_AIM OF THE TASK_: Return the complete listing that follows, with each line reproduced exactly.

[Records contained in a dataset]
§

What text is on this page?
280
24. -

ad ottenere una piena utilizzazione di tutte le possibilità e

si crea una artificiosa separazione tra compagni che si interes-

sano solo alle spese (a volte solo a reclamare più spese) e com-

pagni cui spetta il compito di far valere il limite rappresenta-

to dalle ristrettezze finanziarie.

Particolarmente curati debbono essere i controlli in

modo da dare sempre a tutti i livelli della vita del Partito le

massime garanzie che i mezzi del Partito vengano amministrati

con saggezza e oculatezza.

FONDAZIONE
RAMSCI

§

_RESPONSE FOR THIS EXERCISE_:
What text is on this page?
280
24. -

ad ottenere una piena utilizzazione di tutte le possibilità e

si crea una artificiosa separazione tra compagni che si interes-

sano solo alle spese (a volte solo a reclamare più spese) e com-

pagni cui spetta il compito di far valere il limite rappresenta-

to dalle ristrettezze finanziarie.

Particolarmente curati debbono essere i controlli in

modo da dare sempre a tutti i livelli della vita del Partito le

massime garanzie che i mezzi del Partito vengano amministrati

con saggezza e oculatezza.

FONDAZIONE
RAMSCI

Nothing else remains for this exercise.